| EXERCISE INSTRUCTIONS |
Print the entries in full, word for word, but not the pictures.

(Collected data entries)
==*==

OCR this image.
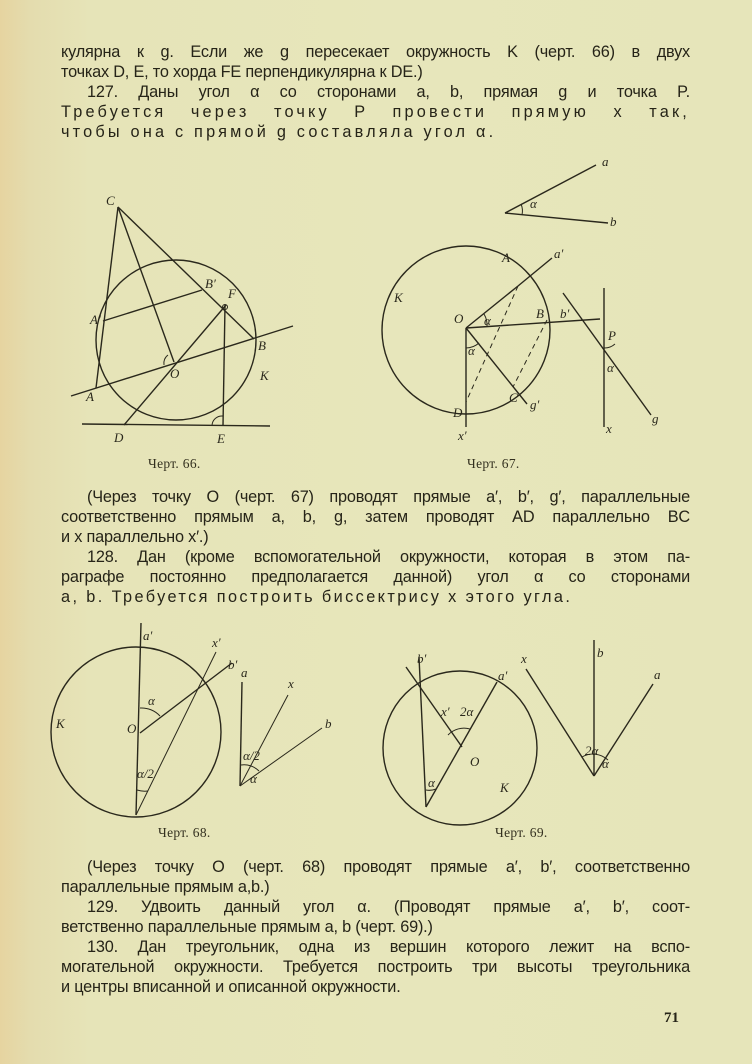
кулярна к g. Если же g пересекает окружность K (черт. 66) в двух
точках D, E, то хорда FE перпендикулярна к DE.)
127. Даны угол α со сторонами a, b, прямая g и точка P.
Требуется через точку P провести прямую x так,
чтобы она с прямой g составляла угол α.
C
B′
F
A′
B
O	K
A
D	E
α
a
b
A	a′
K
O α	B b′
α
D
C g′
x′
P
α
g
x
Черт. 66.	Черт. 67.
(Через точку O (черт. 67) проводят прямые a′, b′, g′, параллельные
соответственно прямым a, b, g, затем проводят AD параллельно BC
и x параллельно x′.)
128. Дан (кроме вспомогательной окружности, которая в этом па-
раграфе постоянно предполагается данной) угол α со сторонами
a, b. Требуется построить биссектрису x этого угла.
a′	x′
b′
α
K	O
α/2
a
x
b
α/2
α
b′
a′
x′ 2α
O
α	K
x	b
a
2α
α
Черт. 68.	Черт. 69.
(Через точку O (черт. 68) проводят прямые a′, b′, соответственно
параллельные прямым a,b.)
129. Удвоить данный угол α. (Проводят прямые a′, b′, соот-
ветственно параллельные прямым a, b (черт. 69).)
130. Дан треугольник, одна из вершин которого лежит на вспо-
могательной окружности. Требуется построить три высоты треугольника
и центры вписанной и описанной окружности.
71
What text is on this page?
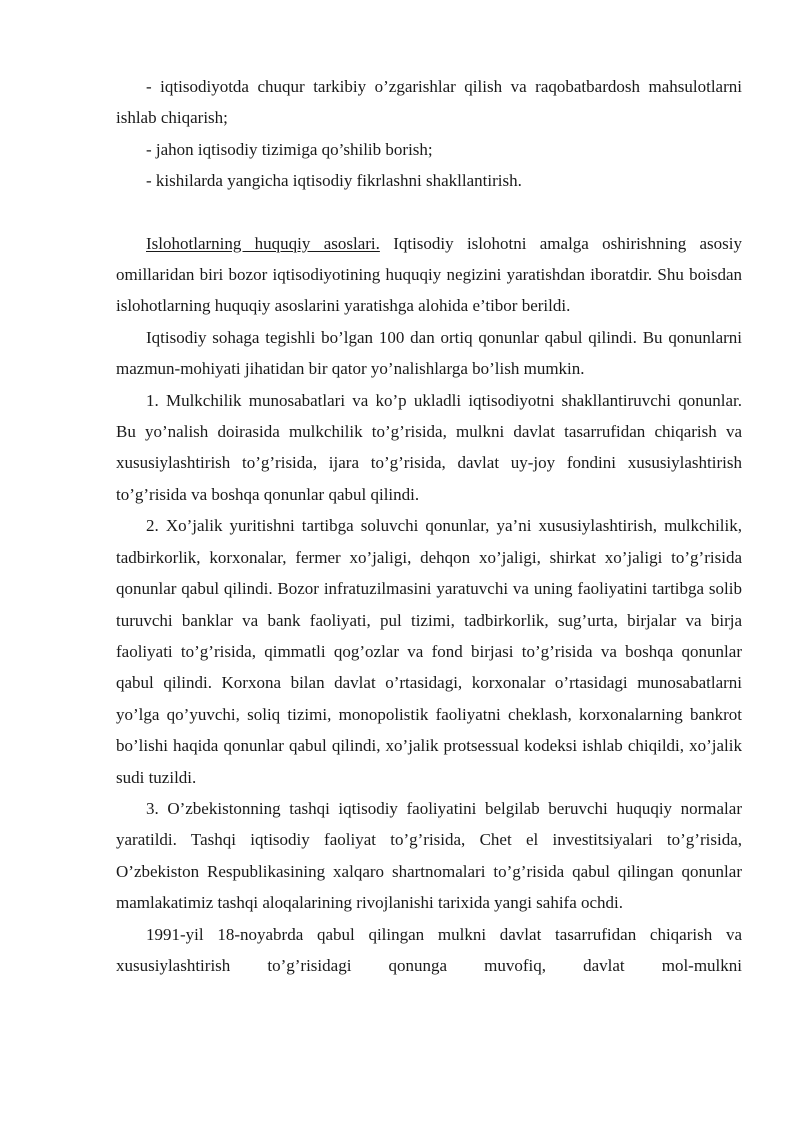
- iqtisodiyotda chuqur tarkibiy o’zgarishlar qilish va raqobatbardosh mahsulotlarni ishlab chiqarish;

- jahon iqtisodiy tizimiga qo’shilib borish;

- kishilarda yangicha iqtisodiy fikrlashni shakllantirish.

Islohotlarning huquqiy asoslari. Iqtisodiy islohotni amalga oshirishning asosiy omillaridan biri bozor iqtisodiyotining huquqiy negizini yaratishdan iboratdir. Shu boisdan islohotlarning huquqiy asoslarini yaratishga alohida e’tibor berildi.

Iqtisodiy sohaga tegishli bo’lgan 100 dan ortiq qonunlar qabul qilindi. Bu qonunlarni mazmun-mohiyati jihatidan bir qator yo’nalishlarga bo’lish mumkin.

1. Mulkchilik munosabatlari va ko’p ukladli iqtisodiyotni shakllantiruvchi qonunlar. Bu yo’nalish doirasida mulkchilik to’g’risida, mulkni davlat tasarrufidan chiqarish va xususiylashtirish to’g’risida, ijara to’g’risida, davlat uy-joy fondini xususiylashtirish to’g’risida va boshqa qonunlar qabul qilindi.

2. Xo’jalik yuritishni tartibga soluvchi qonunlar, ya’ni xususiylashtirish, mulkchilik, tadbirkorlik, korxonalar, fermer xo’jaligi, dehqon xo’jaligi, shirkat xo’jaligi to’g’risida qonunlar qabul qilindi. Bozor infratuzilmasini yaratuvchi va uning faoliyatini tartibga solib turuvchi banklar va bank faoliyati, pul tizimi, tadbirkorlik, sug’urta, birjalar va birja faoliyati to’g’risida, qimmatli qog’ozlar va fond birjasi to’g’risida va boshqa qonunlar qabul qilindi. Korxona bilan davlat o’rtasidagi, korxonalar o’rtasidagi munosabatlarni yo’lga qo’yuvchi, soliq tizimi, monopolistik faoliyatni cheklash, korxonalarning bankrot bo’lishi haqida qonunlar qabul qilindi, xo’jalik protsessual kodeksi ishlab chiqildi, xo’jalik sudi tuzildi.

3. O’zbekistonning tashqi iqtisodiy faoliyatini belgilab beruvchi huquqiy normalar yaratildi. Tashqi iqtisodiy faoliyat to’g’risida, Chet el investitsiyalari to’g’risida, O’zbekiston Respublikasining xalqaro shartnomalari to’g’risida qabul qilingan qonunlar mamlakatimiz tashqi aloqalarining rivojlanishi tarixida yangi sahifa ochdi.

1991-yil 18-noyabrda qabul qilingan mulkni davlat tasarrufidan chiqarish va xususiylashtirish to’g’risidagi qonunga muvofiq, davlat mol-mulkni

==*==

| TASK SOLUTION |
OCR this image.
кулярна к g. Если же g пересекает окружность K (черт. 66) в двух
точках D, E, то хорда FE перпендикулярна к DE.)
127. Даны угол α со сторонами a, b, прямая g и точка P.
Требуется через точку P провести прямую x так,
чтобы она с прямой g составляла угол α.
C
B′
F
A′
B
O	K
A
D	E
α
a
b
A	a′
K
O α	B b′
α
D
C g′
x′
P
α
g
x
Черт. 66.	Черт. 67.
(Через точку O (черт. 67) проводят прямые a′, b′, g′, параллельные
соответственно прямым a, b, g, затем проводят AD параллельно BC
и x параллельно x′.)
128. Дан (кроме вспомогательной окружности, которая в этом па-
раграфе постоянно предполагается данной) угол α со сторонами
a, b. Требуется построить биссектрису x этого угла.
a′	x′
b′
α
K	O
α/2
a
x
b
α/2
α
b′
a′
x′ 2α
O
α	K
x	b
a
2α
α
Черт. 68.	Черт. 69.
(Через точку O (черт. 68) проводят прямые a′, b′, соответственно
параллельные прямым a,b.)
129. Удвоить данный угол α. (Проводят прямые a′, b′, соот-
ветственно параллельные прямым a, b (черт. 69).)
130. Дан треугольник, одна из вершин которого лежит на вспо-
могательной окружности. Требуется построить три высоты треугольника
и центры вписанной и описанной окружности.
71
What text is on this page?
- iqtisodiyotda chuqur tarkibiy o’zgarishlar qilish va raqobatbardosh mahsulotlarni ishlab chiqarish;

- jahon iqtisodiy tizimiga qo’shilib borish;

- kishilarda yangicha iqtisodiy fikrlashni shakllantirish.

Islohotlarning huquqiy asoslari. Iqtisodiy islohotni amalga oshirishning asosiy omillaridan biri bozor iqtisodiyotining huquqiy negizini yaratishdan iboratdir. Shu boisdan islohotlarning huquqiy asoslarini yaratishga alohida e’tibor berildi.

Iqtisodiy sohaga tegishli bo’lgan 100 dan ortiq qonunlar qabul qilindi. Bu qonunlarni mazmun-mohiyati jihatidan bir qator yo’nalishlarga bo’lish mumkin.

1. Mulkchilik munosabatlari va ko’p ukladli iqtisodiyotni shakllantiruvchi qonunlar. Bu yo’nalish doirasida mulkchilik to’g’risida, mulkni davlat tasarrufidan chiqarish va xususiylashtirish to’g’risida, ijara to’g’risida, davlat uy-joy fondini xususiylashtirish to’g’risida va boshqa qonunlar qabul qilindi.

2. Xo’jalik yuritishni tartibga soluvchi qonunlar, ya’ni xususiylashtirish, mulkchilik, tadbirkorlik, korxonalar, fermer xo’jaligi, dehqon xo’jaligi, shirkat xo’jaligi to’g’risida qonunlar qabul qilindi. Bozor infratuzilmasini yaratuvchi va uning faoliyatini tartibga solib turuvchi banklar va bank faoliyati, pul tizimi, tadbirkorlik, sug’urta, birjalar va birja faoliyati to’g’risida, qimmatli qog’ozlar va fond birjasi to’g’risida va boshqa qonunlar qabul qilindi. Korxona bilan davlat o’rtasidagi, korxonalar o’rtasidagi munosabatlarni yo’lga qo’yuvchi, soliq tizimi, monopolistik faoliyatni cheklash, korxonalarning bankrot bo’lishi haqida qonunlar qabul qilindi, xo’jalik protsessual kodeksi ishlab chiqildi, xo’jalik sudi tuzildi.

3. O’zbekistonning tashqi iqtisodiy faoliyatini belgilab beruvchi huquqiy normalar yaratildi. Tashqi iqtisodiy faoliyat to’g’risida, Chet el investitsiyalari to’g’risida, O’zbekiston Respublikasining xalqaro shartnomalari to’g’risida qabul qilingan qonunlar mamlakatimiz tashqi aloqalarining rivojlanishi tarixida yangi sahifa ochdi.

1991-yil 18-noyabrda qabul qilingan mulkni davlat tasarrufidan chiqarish va xususiylashtirish to’g’risidagi qonunga muvofiq, davlat mol-mulkni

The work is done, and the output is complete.